Dataset entries on figures
============
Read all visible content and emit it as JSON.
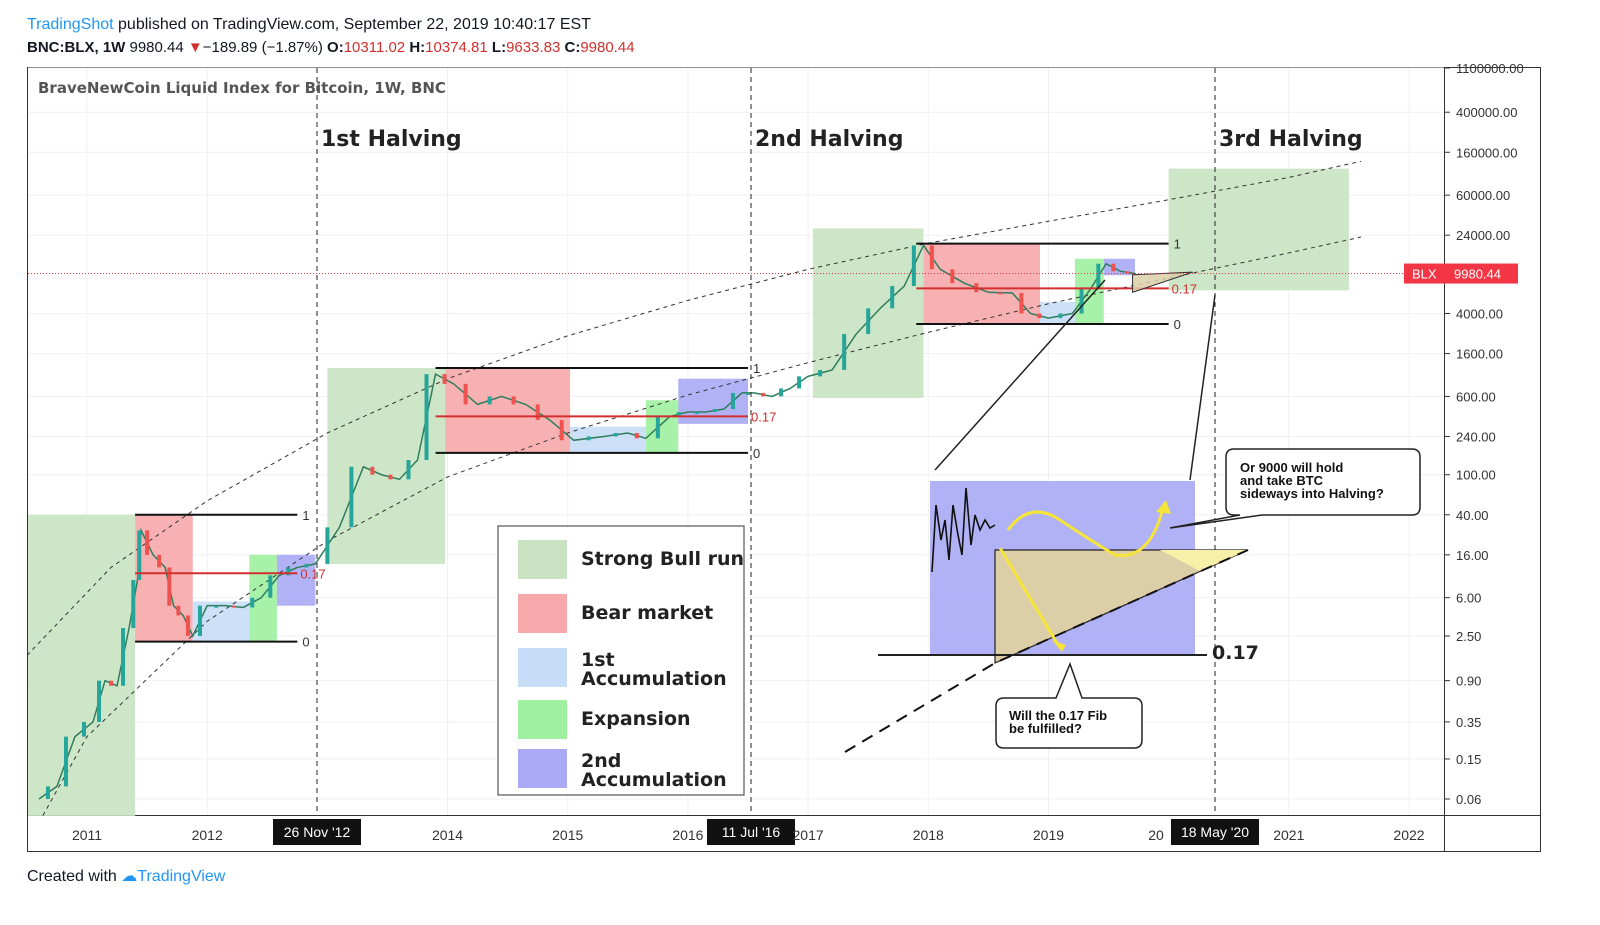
{
  "header": {
    "author": "TradingShot",
    "published": "published on TradingView.com, September 22, 2019 10:40:17 EST",
    "symbol": "BNC:BLX, 1W",
    "last": "9980.44",
    "change_arrow": "▼",
    "change": "−189.89 (−1.87%)",
    "open_label": "O:",
    "open": "10311.02",
    "high_label": "H:",
    "high": "10374.81",
    "low_label": "L:",
    "low": "9633.83",
    "close_label": "C:",
    "close": "9980.44"
  },
  "footer": {
    "created_with": "Created with",
    "brand": "TradingView"
  },
  "chart_data": {
    "type": "line",
    "title": "BraveNewCoin Liquid Index for Bitcoin, 1W, BNC",
    "y_scale": "log",
    "ylim": [
      0.04,
      1100000
    ],
    "x_ticks": [
      "2011",
      "2012",
      "2014",
      "2015",
      "2016",
      "2017",
      "2018",
      "2019",
      "2021",
      "2022"
    ],
    "x_tick_partial": "20",
    "y_ticks": [
      "1100000.00",
      "400000.00",
      "160000.00",
      "60000.00",
      "24000.00",
      "4000.00",
      "1600.00",
      "600.00",
      "240.00",
      "100.00",
      "40.00",
      "16.00",
      "6.00",
      "2.50",
      "0.90",
      "0.35",
      "0.15",
      "0.06"
    ],
    "last_price": {
      "label": "BLX",
      "value": "9980.44",
      "color": "#f23645"
    },
    "halvings": [
      {
        "label": "1st Halving",
        "date": "26 Nov '12"
      },
      {
        "label": "2nd Halving",
        "date": "11 Jul '16"
      },
      {
        "label": "3rd Halving",
        "date": "18 May '20"
      }
    ],
    "fib_labels": {
      "one": "1",
      "mid": "0.17",
      "zero": "0"
    },
    "fib_cycles": [
      {
        "top": 40,
        "mid": 10.5,
        "bottom": 2.2
      },
      {
        "top": 1150,
        "mid": 380,
        "bottom": 165
      },
      {
        "top": 19800,
        "mid": 7100,
        "bottom": 3150
      }
    ],
    "legend": [
      {
        "label": "Strong Bull run",
        "color": "#c9e3c2"
      },
      {
        "label": "Bear market",
        "color": "#f7a8ab"
      },
      {
        "label": "1st\nAccumulation",
        "color": "#c7ddf7"
      },
      {
        "label": "Expansion",
        "color": "#9ff09f"
      },
      {
        "label": "2nd\nAccumulation",
        "color": "#a9a9f5"
      }
    ],
    "inset": {
      "fib_label": "0.17",
      "callout_hold": "Or 9000 will hold\nand take BTC\nsideways into Halving?",
      "callout_fib": "Will the 0.17 Fib\nbe fulfilled?"
    },
    "series": [
      {
        "values": [
          {
            "x": 2010.6,
            "y": 0.06
          },
          {
            "x": 2010.75,
            "y": 0.08
          },
          {
            "x": 2010.9,
            "y": 0.25
          },
          {
            "x": 2011.05,
            "y": 0.35
          },
          {
            "x": 2011.15,
            "y": 0.9
          },
          {
            "x": 2011.25,
            "y": 0.8
          },
          {
            "x": 2011.35,
            "y": 3
          },
          {
            "x": 2011.42,
            "y": 9
          },
          {
            "x": 2011.45,
            "y": 28
          },
          {
            "x": 2011.55,
            "y": 16
          },
          {
            "x": 2011.65,
            "y": 12
          },
          {
            "x": 2011.72,
            "y": 5
          },
          {
            "x": 2011.8,
            "y": 4
          },
          {
            "x": 2011.88,
            "y": 2.5
          },
          {
            "x": 2012.0,
            "y": 5
          },
          {
            "x": 2012.15,
            "y": 5
          },
          {
            "x": 2012.3,
            "y": 4.8
          },
          {
            "x": 2012.45,
            "y": 6
          },
          {
            "x": 2012.6,
            "y": 10
          },
          {
            "x": 2012.75,
            "y": 12
          },
          {
            "x": 2012.9,
            "y": 13
          },
          {
            "x": 2013.1,
            "y": 30
          },
          {
            "x": 2013.3,
            "y": 120
          },
          {
            "x": 2013.45,
            "y": 100
          },
          {
            "x": 2013.6,
            "y": 90
          },
          {
            "x": 2013.75,
            "y": 140
          },
          {
            "x": 2013.9,
            "y": 1000
          },
          {
            "x": 2014.05,
            "y": 800
          },
          {
            "x": 2014.25,
            "y": 500
          },
          {
            "x": 2014.45,
            "y": 600
          },
          {
            "x": 2014.65,
            "y": 500
          },
          {
            "x": 2014.85,
            "y": 350
          },
          {
            "x": 2015.05,
            "y": 220
          },
          {
            "x": 2015.3,
            "y": 240
          },
          {
            "x": 2015.5,
            "y": 260
          },
          {
            "x": 2015.65,
            "y": 230
          },
          {
            "x": 2015.85,
            "y": 380
          },
          {
            "x": 2016.0,
            "y": 420
          },
          {
            "x": 2016.15,
            "y": 420
          },
          {
            "x": 2016.3,
            "y": 450
          },
          {
            "x": 2016.45,
            "y": 650
          },
          {
            "x": 2016.55,
            "y": 650
          },
          {
            "x": 2016.7,
            "y": 600
          },
          {
            "x": 2016.85,
            "y": 720
          },
          {
            "x": 2017.0,
            "y": 950
          },
          {
            "x": 2017.2,
            "y": 1100
          },
          {
            "x": 2017.4,
            "y": 2500
          },
          {
            "x": 2017.6,
            "y": 4500
          },
          {
            "x": 2017.8,
            "y": 7500
          },
          {
            "x": 2017.96,
            "y": 19000
          },
          {
            "x": 2018.1,
            "y": 11000
          },
          {
            "x": 2018.3,
            "y": 8000
          },
          {
            "x": 2018.5,
            "y": 6500
          },
          {
            "x": 2018.7,
            "y": 6400
          },
          {
            "x": 2018.85,
            "y": 4000
          },
          {
            "x": 2019.0,
            "y": 3600
          },
          {
            "x": 2019.2,
            "y": 4000
          },
          {
            "x": 2019.35,
            "y": 7000
          },
          {
            "x": 2019.48,
            "y": 12500
          },
          {
            "x": 2019.6,
            "y": 10500
          },
          {
            "x": 2019.72,
            "y": 9980.44
          }
        ]
      }
    ]
  }
}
============
▶ [EXERCISE OBJECTIVE] Do not include the images; transcribe the rest of the listing exactly.

▶ [EXPECTED ANSWER]
Read all visible content and emit it as JSON.
{
  "header": {
    "author": "TradingShot",
    "published": "published on TradingView.com, September 22, 2019 10:40:17 EST",
    "symbol": "BNC:BLX, 1W",
    "last": "9980.44",
    "change_arrow": "▼",
    "change": "−189.89 (−1.87%)",
    "open_label": "O:",
    "open": "10311.02",
    "high_label": "H:",
    "high": "10374.81",
    "low_label": "L:",
    "low": "9633.83",
    "close_label": "C:",
    "close": "9980.44"
  },
  "footer": {
    "created_with": "Created with",
    "brand": "TradingView"
  },
  "chart_data": {
    "type": "line",
    "title": "BraveNewCoin Liquid Index for Bitcoin, 1W, BNC",
    "y_scale": "log",
    "ylim": [
      0.04,
      1100000
    ],
    "x_ticks": [
      "2011",
      "2012",
      "2014",
      "2015",
      "2016",
      "2017",
      "2018",
      "2019",
      "2021",
      "2022"
    ],
    "x_tick_partial": "20",
    "y_ticks": [
      "1100000.00",
      "400000.00",
      "160000.00",
      "60000.00",
      "24000.00",
      "4000.00",
      "1600.00",
      "600.00",
      "240.00",
      "100.00",
      "40.00",
      "16.00",
      "6.00",
      "2.50",
      "0.90",
      "0.35",
      "0.15",
      "0.06"
    ],
    "last_price": {
      "label": "BLX",
      "value": "9980.44",
      "color": "#f23645"
    },
    "halvings": [
      {
        "label": "1st Halving",
        "date": "26 Nov '12"
      },
      {
        "label": "2nd Halving",
        "date": "11 Jul '16"
      },
      {
        "label": "3rd Halving",
        "date": "18 May '20"
      }
    ],
    "fib_labels": {
      "one": "1",
      "mid": "0.17",
      "zero": "0"
    },
    "fib_cycles": [
      {
        "top": 40,
        "mid": 10.5,
        "bottom": 2.2
      },
      {
        "top": 1150,
        "mid": 380,
        "bottom": 165
      },
      {
        "top": 19800,
        "mid": 7100,
        "bottom": 3150
      }
    ],
    "legend": [
      {
        "label": "Strong Bull run",
        "color": "#c9e3c2"
      },
      {
        "label": "Bear market",
        "color": "#f7a8ab"
      },
      {
        "label": "1st\nAccumulation",
        "color": "#c7ddf7"
      },
      {
        "label": "Expansion",
        "color": "#9ff09f"
      },
      {
        "label": "2nd\nAccumulation",
        "color": "#a9a9f5"
      }
    ],
    "inset": {
      "fib_label": "0.17",
      "callout_hold": "Or 9000 will hold\nand take BTC\nsideways into Halving?",
      "callout_fib": "Will the 0.17 Fib\nbe fulfilled?"
    },
    "series": [
      {
        "values": [
          {
            "x": 2010.6,
            "y": 0.06
          },
          {
            "x": 2010.75,
            "y": 0.08
          },
          {
            "x": 2010.9,
            "y": 0.25
          },
          {
            "x": 2011.05,
            "y": 0.35
          },
          {
            "x": 2011.15,
            "y": 0.9
          },
          {
            "x": 2011.25,
            "y": 0.8
          },
          {
            "x": 2011.35,
            "y": 3
          },
          {
            "x": 2011.42,
            "y": 9
          },
          {
            "x": 2011.45,
            "y": 28
          },
          {
            "x": 2011.55,
            "y": 16
          },
          {
            "x": 2011.65,
            "y": 12
          },
          {
            "x": 2011.72,
            "y": 5
          },
          {
            "x": 2011.8,
            "y": 4
          },
          {
            "x": 2011.88,
            "y": 2.5
          },
          {
            "x": 2012.0,
            "y": 5
          },
          {
            "x": 2012.15,
            "y": 5
          },
          {
            "x": 2012.3,
            "y": 4.8
          },
          {
            "x": 2012.45,
            "y": 6
          },
          {
            "x": 2012.6,
            "y": 10
          },
          {
            "x": 2012.75,
            "y": 12
          },
          {
            "x": 2012.9,
            "y": 13
          },
          {
            "x": 2013.1,
            "y": 30
          },
          {
            "x": 2013.3,
            "y": 120
          },
          {
            "x": 2013.45,
            "y": 100
          },
          {
            "x": 2013.6,
            "y": 90
          },
          {
            "x": 2013.75,
            "y": 140
          },
          {
            "x": 2013.9,
            "y": 1000
          },
          {
            "x": 2014.05,
            "y": 800
          },
          {
            "x": 2014.25,
            "y": 500
          },
          {
            "x": 2014.45,
            "y": 600
          },
          {
            "x": 2014.65,
            "y": 500
          },
          {
            "x": 2014.85,
            "y": 350
          },
          {
            "x": 2015.05,
            "y": 220
          },
          {
            "x": 2015.3,
            "y": 240
          },
          {
            "x": 2015.5,
            "y": 260
          },
          {
            "x": 2015.65,
            "y": 230
          },
          {
            "x": 2015.85,
            "y": 380
          },
          {
            "x": 2016.0,
            "y": 420
          },
          {
            "x": 2016.15,
            "y": 420
          },
          {
            "x": 2016.3,
            "y": 450
          },
          {
            "x": 2016.45,
            "y": 650
          },
          {
            "x": 2016.55,
            "y": 650
          },
          {
            "x": 2016.7,
            "y": 600
          },
          {
            "x": 2016.85,
            "y": 720
          },
          {
            "x": 2017.0,
            "y": 950
          },
          {
            "x": 2017.2,
            "y": 1100
          },
          {
            "x": 2017.4,
            "y": 2500
          },
          {
            "x": 2017.6,
            "y": 4500
          },
          {
            "x": 2017.8,
            "y": 7500
          },
          {
            "x": 2017.96,
            "y": 19000
          },
          {
            "x": 2018.1,
            "y": 11000
          },
          {
            "x": 2018.3,
            "y": 8000
          },
          {
            "x": 2018.5,
            "y": 6500
          },
          {
            "x": 2018.7,
            "y": 6400
          },
          {
            "x": 2018.85,
            "y": 4000
          },
          {
            "x": 2019.0,
            "y": 3600
          },
          {
            "x": 2019.2,
            "y": 4000
          },
          {
            "x": 2019.35,
            "y": 7000
          },
          {
            "x": 2019.48,
            "y": 12500
          },
          {
            "x": 2019.6,
            "y": 10500
          },
          {
            "x": 2019.72,
            "y": 9980.44
          }
        ]
      }
    ]
  }
}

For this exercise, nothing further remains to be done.